═══ EXTRACT ═══

Albuquerque, NM – September 12, 2014 Attendees at a Sept. 3rd breakfast hosted by NAIOP, the local membership organization for real estate professionals, heard about the latest developments of Innovate ABQ, UNM’s initiative to create a research district in downtown Albuquerque, and the related entrepreneurial activity that is starting to build an innovation economy. Speakers included UNM President Frank, local entrepreneur and investor Stuart Rose, and Bill Bice from local investment firm, Verge Fund. To read more, see Kevin Robinson-Avila’s Sept. 3rd article, “Touting the Innovate ABQ Strategy,” from the Albuquerque Journal, reprinted below, an excerpt from President Frank’s Sept. 8 Weekly Perspective, “Statewide Support and Partnerships,” and Rachel Sams’ Sept. 3rd article, “Innovate ABQ Supporters Issue Challenge to Private Sector,” from Albuquerque Business First, at http://www.bizjournals.com/albuquerque/news/2014/09/03/innovate-abq-supporters-issue-challenge-to-private.html?page=all

Touting the Innovate ABQ strategy

By Kevin Robinson-Avila / Journal Staff Writer

Copyright © 2014 Albuquerque Journal

ALBUQUERQUE, N.M. – University of New Mexico President Bob Frank told local businesspeople on Wednesday that creation of a research district in Downtown Albuquerque will help galvanize people around a new economic development strategy based on entrepreneurial innovation and community collaboration.

═══ LISTED RECORDS ═══

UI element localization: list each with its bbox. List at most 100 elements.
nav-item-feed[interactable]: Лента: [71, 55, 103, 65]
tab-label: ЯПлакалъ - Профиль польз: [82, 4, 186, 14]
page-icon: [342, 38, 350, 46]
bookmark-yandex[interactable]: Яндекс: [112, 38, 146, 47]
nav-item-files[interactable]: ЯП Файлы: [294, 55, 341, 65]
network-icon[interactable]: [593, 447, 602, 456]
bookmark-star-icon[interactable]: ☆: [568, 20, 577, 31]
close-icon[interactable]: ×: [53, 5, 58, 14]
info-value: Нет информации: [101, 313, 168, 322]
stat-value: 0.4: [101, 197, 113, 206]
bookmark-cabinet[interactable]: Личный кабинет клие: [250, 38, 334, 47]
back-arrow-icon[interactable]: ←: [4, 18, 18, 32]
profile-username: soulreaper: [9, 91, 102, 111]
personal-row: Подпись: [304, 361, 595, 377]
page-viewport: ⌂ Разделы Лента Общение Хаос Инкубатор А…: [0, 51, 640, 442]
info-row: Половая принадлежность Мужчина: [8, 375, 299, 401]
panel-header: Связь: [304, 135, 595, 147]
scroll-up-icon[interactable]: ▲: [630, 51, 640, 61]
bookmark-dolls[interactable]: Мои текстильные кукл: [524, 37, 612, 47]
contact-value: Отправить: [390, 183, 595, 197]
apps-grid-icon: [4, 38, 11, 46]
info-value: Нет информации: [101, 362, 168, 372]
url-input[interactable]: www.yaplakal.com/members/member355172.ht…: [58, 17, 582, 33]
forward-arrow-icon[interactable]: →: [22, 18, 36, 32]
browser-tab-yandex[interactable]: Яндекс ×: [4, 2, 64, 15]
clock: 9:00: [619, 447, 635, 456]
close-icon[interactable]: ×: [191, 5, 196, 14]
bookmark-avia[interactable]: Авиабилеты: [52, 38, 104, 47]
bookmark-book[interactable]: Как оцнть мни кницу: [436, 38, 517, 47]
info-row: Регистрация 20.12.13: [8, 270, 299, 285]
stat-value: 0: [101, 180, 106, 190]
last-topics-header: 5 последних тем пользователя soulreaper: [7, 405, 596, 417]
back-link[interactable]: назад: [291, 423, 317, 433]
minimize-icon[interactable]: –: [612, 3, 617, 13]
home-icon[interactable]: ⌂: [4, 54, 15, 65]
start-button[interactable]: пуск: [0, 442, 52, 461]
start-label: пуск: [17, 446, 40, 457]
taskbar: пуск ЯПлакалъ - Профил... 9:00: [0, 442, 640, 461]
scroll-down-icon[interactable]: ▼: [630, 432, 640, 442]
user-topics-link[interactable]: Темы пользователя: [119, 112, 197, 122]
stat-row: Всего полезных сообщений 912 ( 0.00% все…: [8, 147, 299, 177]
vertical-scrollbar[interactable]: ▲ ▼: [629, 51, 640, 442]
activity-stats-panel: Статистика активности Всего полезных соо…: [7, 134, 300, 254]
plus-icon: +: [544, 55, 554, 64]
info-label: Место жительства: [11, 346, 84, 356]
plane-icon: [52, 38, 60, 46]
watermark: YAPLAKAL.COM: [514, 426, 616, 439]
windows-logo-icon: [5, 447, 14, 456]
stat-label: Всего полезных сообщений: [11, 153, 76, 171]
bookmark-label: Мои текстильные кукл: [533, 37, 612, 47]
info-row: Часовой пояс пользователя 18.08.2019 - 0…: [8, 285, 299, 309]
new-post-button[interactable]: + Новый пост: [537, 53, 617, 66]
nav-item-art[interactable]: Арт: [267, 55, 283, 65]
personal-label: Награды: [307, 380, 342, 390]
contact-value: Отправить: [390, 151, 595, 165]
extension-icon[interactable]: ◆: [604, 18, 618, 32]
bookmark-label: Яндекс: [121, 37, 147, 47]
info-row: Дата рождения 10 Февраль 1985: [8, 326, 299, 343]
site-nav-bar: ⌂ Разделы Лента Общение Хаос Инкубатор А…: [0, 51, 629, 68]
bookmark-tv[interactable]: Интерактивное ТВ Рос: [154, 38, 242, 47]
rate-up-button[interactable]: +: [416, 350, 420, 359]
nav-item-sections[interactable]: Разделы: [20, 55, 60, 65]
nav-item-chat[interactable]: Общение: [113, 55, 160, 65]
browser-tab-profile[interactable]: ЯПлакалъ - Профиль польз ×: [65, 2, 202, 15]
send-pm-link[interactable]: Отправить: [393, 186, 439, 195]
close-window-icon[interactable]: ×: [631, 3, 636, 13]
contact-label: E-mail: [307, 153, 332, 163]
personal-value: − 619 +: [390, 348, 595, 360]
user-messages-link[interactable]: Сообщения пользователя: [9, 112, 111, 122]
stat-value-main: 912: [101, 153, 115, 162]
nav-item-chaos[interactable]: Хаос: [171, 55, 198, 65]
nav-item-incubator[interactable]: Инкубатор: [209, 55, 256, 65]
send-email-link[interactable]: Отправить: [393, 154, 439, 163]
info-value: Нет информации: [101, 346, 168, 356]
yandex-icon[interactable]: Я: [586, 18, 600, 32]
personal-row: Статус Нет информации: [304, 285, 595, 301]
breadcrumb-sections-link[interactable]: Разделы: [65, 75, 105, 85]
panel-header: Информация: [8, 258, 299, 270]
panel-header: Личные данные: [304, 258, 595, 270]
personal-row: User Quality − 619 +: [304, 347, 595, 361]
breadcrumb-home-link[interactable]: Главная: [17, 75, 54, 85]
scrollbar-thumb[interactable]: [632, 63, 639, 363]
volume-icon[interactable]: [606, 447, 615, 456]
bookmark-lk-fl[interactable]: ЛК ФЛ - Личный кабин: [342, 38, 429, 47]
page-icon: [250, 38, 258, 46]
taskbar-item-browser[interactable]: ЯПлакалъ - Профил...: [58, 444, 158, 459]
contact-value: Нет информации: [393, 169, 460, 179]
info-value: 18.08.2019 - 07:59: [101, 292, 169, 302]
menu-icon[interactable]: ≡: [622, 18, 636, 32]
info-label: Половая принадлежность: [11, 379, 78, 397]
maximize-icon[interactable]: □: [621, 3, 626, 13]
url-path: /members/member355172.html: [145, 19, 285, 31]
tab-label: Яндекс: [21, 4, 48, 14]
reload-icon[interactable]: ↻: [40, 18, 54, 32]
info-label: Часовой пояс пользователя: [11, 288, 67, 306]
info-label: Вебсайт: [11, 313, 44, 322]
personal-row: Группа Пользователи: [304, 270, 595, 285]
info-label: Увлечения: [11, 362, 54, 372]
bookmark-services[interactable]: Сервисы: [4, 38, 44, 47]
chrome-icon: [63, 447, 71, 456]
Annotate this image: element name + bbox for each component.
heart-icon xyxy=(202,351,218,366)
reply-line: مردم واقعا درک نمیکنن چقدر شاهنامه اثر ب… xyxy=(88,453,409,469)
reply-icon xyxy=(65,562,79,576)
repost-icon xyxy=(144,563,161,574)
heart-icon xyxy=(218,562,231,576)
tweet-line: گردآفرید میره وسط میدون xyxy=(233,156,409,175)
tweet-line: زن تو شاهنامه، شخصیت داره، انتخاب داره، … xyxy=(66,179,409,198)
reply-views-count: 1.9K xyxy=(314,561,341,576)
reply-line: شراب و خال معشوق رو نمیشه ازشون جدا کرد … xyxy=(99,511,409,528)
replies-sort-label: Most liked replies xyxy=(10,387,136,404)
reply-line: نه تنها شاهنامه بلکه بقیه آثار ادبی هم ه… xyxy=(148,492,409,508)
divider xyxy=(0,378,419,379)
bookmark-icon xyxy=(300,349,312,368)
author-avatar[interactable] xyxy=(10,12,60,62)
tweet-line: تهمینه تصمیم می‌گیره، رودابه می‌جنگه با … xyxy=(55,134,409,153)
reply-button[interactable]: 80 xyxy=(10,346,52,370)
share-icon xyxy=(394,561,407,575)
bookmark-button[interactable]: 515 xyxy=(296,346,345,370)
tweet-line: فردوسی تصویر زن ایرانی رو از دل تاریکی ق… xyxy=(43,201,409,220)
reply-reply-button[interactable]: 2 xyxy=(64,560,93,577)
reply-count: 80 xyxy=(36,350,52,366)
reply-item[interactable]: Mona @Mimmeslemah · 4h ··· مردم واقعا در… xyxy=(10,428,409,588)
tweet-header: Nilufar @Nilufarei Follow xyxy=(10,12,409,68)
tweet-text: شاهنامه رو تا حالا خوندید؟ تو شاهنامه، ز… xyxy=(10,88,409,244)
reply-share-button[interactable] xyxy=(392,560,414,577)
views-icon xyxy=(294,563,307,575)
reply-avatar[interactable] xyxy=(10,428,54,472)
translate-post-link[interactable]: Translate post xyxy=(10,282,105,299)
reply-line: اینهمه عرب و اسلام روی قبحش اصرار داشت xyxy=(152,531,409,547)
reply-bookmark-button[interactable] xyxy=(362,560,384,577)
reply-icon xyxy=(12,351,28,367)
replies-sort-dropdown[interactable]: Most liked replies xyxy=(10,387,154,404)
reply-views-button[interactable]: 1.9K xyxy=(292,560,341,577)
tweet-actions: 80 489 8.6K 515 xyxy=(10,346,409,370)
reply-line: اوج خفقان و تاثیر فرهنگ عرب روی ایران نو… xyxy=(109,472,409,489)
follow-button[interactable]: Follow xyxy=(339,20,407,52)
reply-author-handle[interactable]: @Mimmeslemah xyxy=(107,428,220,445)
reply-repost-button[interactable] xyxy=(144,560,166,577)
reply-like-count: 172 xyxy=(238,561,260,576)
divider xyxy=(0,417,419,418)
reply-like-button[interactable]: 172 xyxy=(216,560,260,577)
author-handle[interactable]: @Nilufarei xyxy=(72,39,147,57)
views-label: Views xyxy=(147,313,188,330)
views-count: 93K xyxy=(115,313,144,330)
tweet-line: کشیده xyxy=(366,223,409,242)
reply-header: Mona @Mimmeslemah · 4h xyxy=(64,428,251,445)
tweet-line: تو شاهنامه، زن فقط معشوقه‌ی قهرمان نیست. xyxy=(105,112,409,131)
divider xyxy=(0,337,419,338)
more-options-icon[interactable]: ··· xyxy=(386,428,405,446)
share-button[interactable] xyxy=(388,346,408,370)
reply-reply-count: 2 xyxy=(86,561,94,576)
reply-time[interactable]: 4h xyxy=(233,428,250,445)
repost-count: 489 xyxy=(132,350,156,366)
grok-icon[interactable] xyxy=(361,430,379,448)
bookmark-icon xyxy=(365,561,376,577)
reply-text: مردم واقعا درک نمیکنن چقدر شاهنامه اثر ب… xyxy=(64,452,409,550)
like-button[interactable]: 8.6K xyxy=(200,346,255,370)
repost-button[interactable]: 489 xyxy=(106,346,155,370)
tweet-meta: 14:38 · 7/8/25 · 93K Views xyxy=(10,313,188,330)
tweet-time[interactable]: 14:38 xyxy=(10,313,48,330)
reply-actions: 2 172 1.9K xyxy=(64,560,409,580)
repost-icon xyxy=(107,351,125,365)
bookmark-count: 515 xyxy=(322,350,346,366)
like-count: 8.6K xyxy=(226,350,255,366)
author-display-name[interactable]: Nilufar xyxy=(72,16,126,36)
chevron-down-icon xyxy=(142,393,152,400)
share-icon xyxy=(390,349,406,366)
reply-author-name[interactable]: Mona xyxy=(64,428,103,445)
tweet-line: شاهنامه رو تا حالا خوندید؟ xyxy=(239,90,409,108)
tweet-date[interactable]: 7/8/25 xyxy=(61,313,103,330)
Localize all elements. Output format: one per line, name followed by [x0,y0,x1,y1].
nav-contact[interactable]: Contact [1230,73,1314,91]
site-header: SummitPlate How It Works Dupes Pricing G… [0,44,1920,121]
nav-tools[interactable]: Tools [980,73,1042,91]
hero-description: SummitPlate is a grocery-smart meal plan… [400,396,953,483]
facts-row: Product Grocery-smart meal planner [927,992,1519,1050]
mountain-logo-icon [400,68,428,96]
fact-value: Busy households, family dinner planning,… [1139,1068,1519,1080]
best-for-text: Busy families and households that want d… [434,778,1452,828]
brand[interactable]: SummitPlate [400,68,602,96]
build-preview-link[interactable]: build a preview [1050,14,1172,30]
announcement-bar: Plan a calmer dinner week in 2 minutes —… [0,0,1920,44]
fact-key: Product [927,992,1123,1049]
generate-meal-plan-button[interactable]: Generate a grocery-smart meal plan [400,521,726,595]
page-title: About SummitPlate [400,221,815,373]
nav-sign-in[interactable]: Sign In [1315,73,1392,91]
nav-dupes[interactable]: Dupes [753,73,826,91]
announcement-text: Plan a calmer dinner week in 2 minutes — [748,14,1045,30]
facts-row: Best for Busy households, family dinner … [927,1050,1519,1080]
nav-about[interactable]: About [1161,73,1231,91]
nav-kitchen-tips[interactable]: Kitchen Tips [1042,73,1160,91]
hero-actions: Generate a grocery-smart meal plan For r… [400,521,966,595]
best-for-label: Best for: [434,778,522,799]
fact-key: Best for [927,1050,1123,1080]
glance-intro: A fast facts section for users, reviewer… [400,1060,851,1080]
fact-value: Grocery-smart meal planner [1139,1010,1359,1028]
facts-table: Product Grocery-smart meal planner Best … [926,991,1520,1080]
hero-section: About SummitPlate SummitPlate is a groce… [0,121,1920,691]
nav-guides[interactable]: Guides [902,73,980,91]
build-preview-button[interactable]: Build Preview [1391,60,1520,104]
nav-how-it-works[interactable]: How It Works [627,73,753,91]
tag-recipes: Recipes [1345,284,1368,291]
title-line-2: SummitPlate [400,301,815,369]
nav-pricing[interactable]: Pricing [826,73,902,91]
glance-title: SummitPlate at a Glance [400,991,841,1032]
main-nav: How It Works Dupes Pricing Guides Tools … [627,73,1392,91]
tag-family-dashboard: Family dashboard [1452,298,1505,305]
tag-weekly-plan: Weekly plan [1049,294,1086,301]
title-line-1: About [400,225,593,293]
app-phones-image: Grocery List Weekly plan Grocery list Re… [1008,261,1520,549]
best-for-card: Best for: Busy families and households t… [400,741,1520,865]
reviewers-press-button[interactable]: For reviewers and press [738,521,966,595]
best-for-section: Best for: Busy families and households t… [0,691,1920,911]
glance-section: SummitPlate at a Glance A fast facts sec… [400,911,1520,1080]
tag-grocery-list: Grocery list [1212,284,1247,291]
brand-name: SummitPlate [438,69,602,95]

═══

=== TASKS FOR THIS EXERCISE ===
• 1. Reproduce the part of the Innovate ABQ text that begins at the words "By Kevin Robinson-Avila" and stops after "and community collaboration.".
• 2. In the Innovate ABQ text, what local investment firm is Bill Bice from?
• 3. Write what comes next in the Innovate ABQ text, picking up after its last sentence.
The listing comes from a different source than the Innovate ABQ text.

=== RESPONSES ===
• 1.
By Kevin Robinson-Avila / Journal Staff Writer

Copyright © 2014 Albuquerque Journal

ALBUQUERQUE, N.M. – University of New Mexico President Bob Frank told local businesspeople on Wednesday that creation of a research district in Downtown Albuquerque will help galvanize people around a new economic development strategy based on entrepreneurial innovation and community collaboration.

• 2. Verge Fund

• 3.
Frank and two other panelists spoke at a breakfast forum in Uptown organized by the commercial real estate association NAIOP to discuss UNM’s “Innovate ABQ” initiative and other efforts to build a fertile environment for innovators and entrepreneurs to launch and grow new businesses.

UNM envisions Innovate ABQ, to be located at Broadway and Central Downtown, as a high-tech research and development zone that can inspire technology-based economic growth in the city’s core. But more than buildings, Frank said the project aims to bring people from diverse backgrounds together as a community.

“It’s been falsely labeled as a ‘build it and they will come’ model for development, but it’s far from that,” Frank said. “We’re creating a critical, nurturing environment to generate opportunities.”

Frank said Innovate ABQ is based on a “rainforest” model of development, whereby research districts are used to provide a creative environment for interaction among scientists, innovators, businesspeople and professionals who might not otherwise meet. It allows them to come together to share ideas and jointly pursue entrepreneurial endeavors.

“People need to see each other and work together as part of a dense ecosystem for opportunity and growth,” Frank said.

Such innovation districts are emerging nationwide, said Stuart Rose, another panelist. Rose, who founded the BioScience Center in Uptown and the Fat Pipe ABQ incubator for information technology businesses Downtown, said both of those centers are successful because they’re based on the rainforest model.

“It’s happening all over the country,” Rose said. “The key is to create a collaborative environment that allows people to mix and bump into each other and come up with new ideas.”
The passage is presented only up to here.